▶ [Stated task]:
Transcribe the records below exactly as they appear.
[Begin]
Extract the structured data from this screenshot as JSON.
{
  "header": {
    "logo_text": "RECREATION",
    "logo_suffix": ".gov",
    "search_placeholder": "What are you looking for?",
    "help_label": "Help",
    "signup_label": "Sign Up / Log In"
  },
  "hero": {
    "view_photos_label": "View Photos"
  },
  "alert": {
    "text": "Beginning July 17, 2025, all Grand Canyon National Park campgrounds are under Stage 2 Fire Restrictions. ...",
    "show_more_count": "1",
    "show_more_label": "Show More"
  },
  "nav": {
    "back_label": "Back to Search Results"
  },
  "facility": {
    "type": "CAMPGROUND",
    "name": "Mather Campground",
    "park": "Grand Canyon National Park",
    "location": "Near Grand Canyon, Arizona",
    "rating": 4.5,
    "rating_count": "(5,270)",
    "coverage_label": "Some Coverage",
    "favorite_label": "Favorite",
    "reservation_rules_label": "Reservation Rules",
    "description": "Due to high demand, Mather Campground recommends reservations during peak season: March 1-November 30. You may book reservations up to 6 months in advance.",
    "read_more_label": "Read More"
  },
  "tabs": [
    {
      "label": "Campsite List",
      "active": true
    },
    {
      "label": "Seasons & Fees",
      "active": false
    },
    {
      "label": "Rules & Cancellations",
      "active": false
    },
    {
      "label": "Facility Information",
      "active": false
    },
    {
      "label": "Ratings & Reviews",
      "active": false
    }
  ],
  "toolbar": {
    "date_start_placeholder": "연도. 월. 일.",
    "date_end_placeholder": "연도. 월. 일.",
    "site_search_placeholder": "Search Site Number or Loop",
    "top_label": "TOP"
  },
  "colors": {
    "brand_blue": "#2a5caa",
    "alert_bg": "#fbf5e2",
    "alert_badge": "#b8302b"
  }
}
[End]
▶ [Solution to this problem]:
Extract the structured data from this screenshot as JSON.
{
  "header": {
    "logo_text": "RECREATION",
    "logo_suffix": ".gov",
    "search_placeholder": "What are you looking for?",
    "help_label": "Help",
    "signup_label": "Sign Up / Log In"
  },
  "hero": {
    "view_photos_label": "View Photos"
  },
  "alert": {
    "text": "Beginning July 17, 2025, all Grand Canyon National Park campgrounds are under Stage 2 Fire Restrictions. ...",
    "show_more_count": "1",
    "show_more_label": "Show More"
  },
  "nav": {
    "back_label": "Back to Search Results"
  },
  "facility": {
    "type": "CAMPGROUND",
    "name": "Mather Campground",
    "park": "Grand Canyon National Park",
    "location": "Near Grand Canyon, Arizona",
    "rating": 4.5,
    "rating_count": "(5,270)",
    "coverage_label": "Some Coverage",
    "favorite_label": "Favorite",
    "reservation_rules_label": "Reservation Rules",
    "description": "Due to high demand, Mather Campground recommends reservations during peak season: March 1-November 30. You may book reservations up to 6 months in advance.",
    "read_more_label": "Read More"
  },
  "tabs": [
    {
      "label": "Campsite List",
      "active": true
    },
    {
      "label": "Seasons & Fees",
      "active": false
    },
    {
      "label": "Rules & Cancellations",
      "active": false
    },
    {
      "label": "Facility Information",
      "active": false
    },
    {
      "label": "Ratings & Reviews",
      "active": false
    }
  ],
  "toolbar": {
    "date_start_placeholder": "연도. 월. 일.",
    "date_end_placeholder": "연도. 월. 일.",
    "site_search_placeholder": "Search Site Number or Loop",
    "top_label": "TOP"
  },
  "colors": {
    "brand_blue": "#2a5caa",
    "alert_bg": "#fbf5e2",
    "alert_badge": "#b8302b"
  }
}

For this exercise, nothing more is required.